Work to complete.
Only the pictures are to be left out; set down the rest of the records exactly.

Start of Provided material

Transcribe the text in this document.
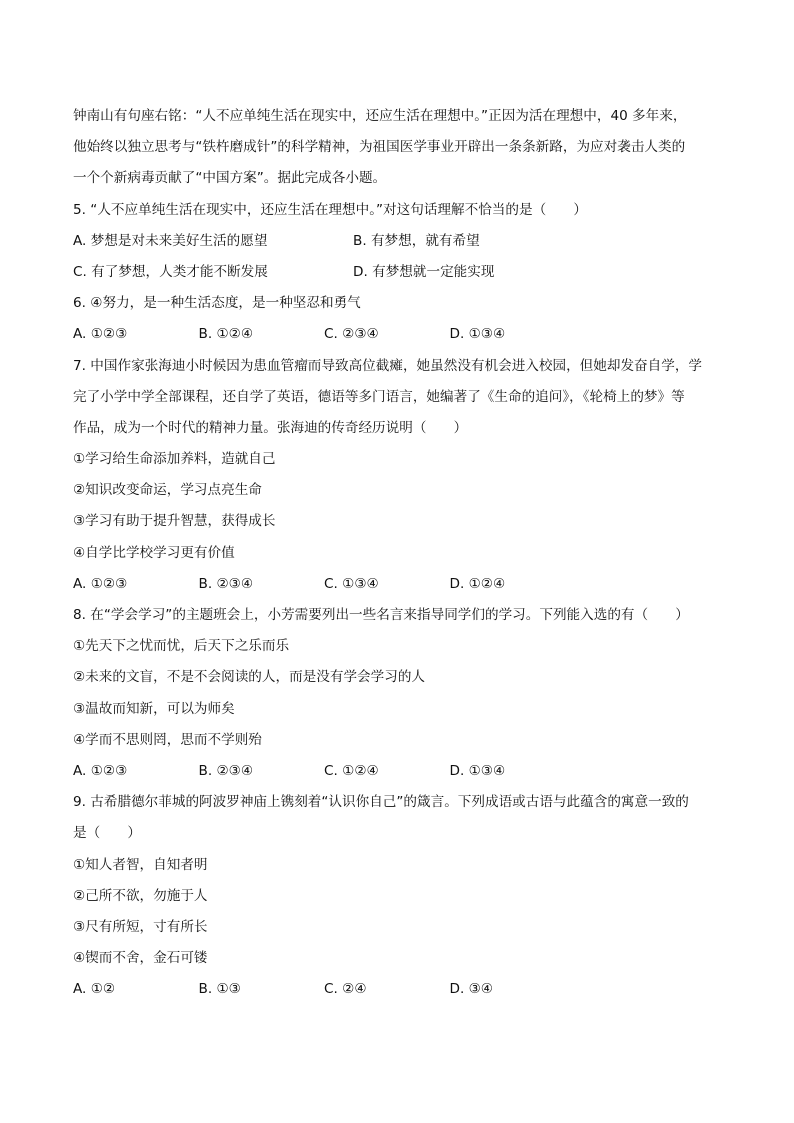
钟南山有句座右铭：“人不应单纯生活在现实中，还应生活在理想中。”正因为活在理想中，40 多年来，
他始终以独立思考与“铁杵磨成针”的科学精神，为祖国医学事业开辟出一条条新路，为应对袭击人类的
一个个新病毒贡献了“中国方案”。据此完成各小题。
5. “人不应单纯生活在现实中，还应生活在理想中。”对这句话理解不恰当的是（　　）
A. 梦想是对未来美好生活的愿望	B. 有梦想，就有希望
C. 有了梦想，人类才能不断发展	D. 有梦想就一定能实现
6. ④努力，是一种生活态度，是一种坚忍和勇气
A. ①②③	B. ①②④	C. ②③④	D. ①③④
7. 中国作家张海迪小时候因为患血管瘤而导致高位截瘫，她虽然没有机会进入校园，但她却发奋自学，学
完了小学中学全部课程，还自学了英语，德语等多门语言，她编著了《生命的追问》，《轮椅上的梦》等
作品，成为一个时代的精神力量。张海迪的传奇经历说明（　　）
①学习给生命添加养料，造就自己
②知识改变命运，学习点亮生命
③学习有助于提升智慧，获得成长
④自学比学校学习更有价值
A. ①②③	B. ②③④	C. ①③④	D. ①②④
8. 在“学会学习”的主题班会上，小芳需要列出一些名言来指导同学们的学习。下列能入选的有（　　）
①先天下之忧而忧，后天下之乐而乐
②未来的文盲，不是不会阅读的人，而是没有学会学习的人
③温故而知新，可以为师矣
④学而不思则罔，思而不学则殆
A. ①②③	B. ②③④	C. ①②④	D. ①③④
9. 古希腊德尔菲城的阿波罗神庙上镌刻着“认识你自己”的箴言。下列成语或古语与此蕴含的寓意一致的
是（　　）
①知人者智，自知者明
②己所不欲，勿施于人
③尺有所短，寸有所长
④锲而不舍，金石可镂
A. ①②	B. ①③	C. ②④	D. ③④
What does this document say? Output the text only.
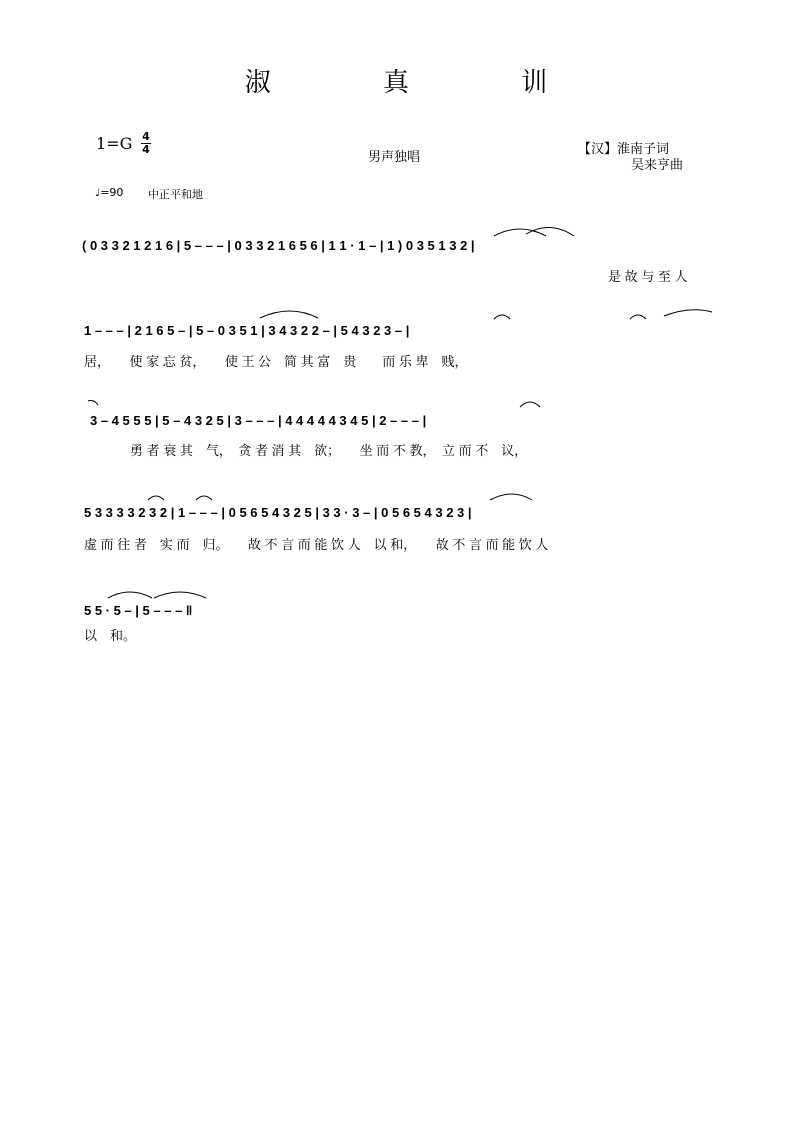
淑 真 训
1=G 4
4
男声独唱
【汉】淮南子词
吴来亨曲
♩=90 中正平和地
( 0 3 3 2 1 2 1 6 | 5 – – – | 0 3 3 2 1 6 5 6 | 1 1 · 1 – | 1 ) 0 3 5 1 3 2 |
是 故 与 至 人
1 – – – | 2 1 6 5 – | 5 – 0 3 5 1 | 3 4 3 2 2 – | 5 4 3 2 3 – |
居，　　使 家 忘 贫，　　使 王 公　简 其 富　贵　　而 乐 卑　贱，
3 – 4 5 5 5 | 5 – 4 3 2 5 | 3 – – – | 4 4 4 4 4 3 4 5 | 2 – – – |
勇 者 衰 其　气，　贪 者 消 其　欲；　　坐 而 不 教，　立 而 不　议，
5 3 3 3 3 2 3 2 | 1 – – – | 0 5 6 5 4 3 2 5 | 3 3 · 3 – | 0 5 6 5 4 3 2 3 |
虚 而 往 者　实 而　归。　　故 不 言 而 能 饮 人　以 和，　　故 不 言 而 能 饮 人
5 5 · 5 – | 5 – – – ‖
以　和。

End of Provided material

Completed exercise.
Transcribe the text in this document.
钟南山有句座右铭：“人不应单纯生活在现实中，还应生活在理想中。”正因为活在理想中，40 多年来，
他始终以独立思考与“铁杵磨成针”的科学精神，为祖国医学事业开辟出一条条新路，为应对袭击人类的
一个个新病毒贡献了“中国方案”。据此完成各小题。
5. “人不应单纯生活在现实中，还应生活在理想中。”对这句话理解不恰当的是（　　）
A. 梦想是对未来美好生活的愿望	B. 有梦想，就有希望
C. 有了梦想，人类才能不断发展	D. 有梦想就一定能实现
6. ④努力，是一种生活态度，是一种坚忍和勇气
A. ①②③	B. ①②④	C. ②③④	D. ①③④
7. 中国作家张海迪小时候因为患血管瘤而导致高位截瘫，她虽然没有机会进入校园，但她却发奋自学，学
完了小学中学全部课程，还自学了英语，德语等多门语言，她编著了《生命的追问》，《轮椅上的梦》等
作品，成为一个时代的精神力量。张海迪的传奇经历说明（　　）
①学习给生命添加养料，造就自己
②知识改变命运，学习点亮生命
③学习有助于提升智慧，获得成长
④自学比学校学习更有价值
A. ①②③	B. ②③④	C. ①③④	D. ①②④
8. 在“学会学习”的主题班会上，小芳需要列出一些名言来指导同学们的学习。下列能入选的有（　　）
①先天下之忧而忧，后天下之乐而乐
②未来的文盲，不是不会阅读的人，而是没有学会学习的人
③温故而知新，可以为师矣
④学而不思则罔，思而不学则殆
A. ①②③	B. ②③④	C. ①②④	D. ①③④
9. 古希腊德尔菲城的阿波罗神庙上镌刻着“认识你自己”的箴言。下列成语或古语与此蕴含的寓意一致的
是（　　）
①知人者智，自知者明
②己所不欲，勿施于人
③尺有所短，寸有所长
④锲而不舍，金石可镂
A. ①②	B. ①③	C. ②④	D. ③④
What does this document say? Output the text only.
淑 真 训
1=G 4
4
男声独唱
【汉】淮南子词
吴来亨曲
♩=90 中正平和地
( 0 3 3 2 1 2 1 6 | 5 – – – | 0 3 3 2 1 6 5 6 | 1 1 · 1 – | 1 ) 0 3 5 1 3 2 |
是 故 与 至 人
1 – – – | 2 1 6 5 – | 5 – 0 3 5 1 | 3 4 3 2 2 – | 5 4 3 2 3 – |
居，　　使 家 忘 贫，　　使 王 公　简 其 富　贵　　而 乐 卑　贱，
3 – 4 5 5 5 | 5 – 4 3 2 5 | 3 – – – | 4 4 4 4 4 3 4 5 | 2 – – – |
勇 者 衰 其　气，　贪 者 消 其　欲；　　坐 而 不 教，　立 而 不　议，
5 3 3 3 3 2 3 2 | 1 – – – | 0 5 6 5 4 3 2 5 | 3 3 · 3 – | 0 5 6 5 4 3 2 3 |
虚 而 往 者　实 而　归。　　故 不 言 而 能 饮 人　以 和，　　故 不 言 而 能 饮 人
5 5 · 5 – | 5 – – – ‖
以　和。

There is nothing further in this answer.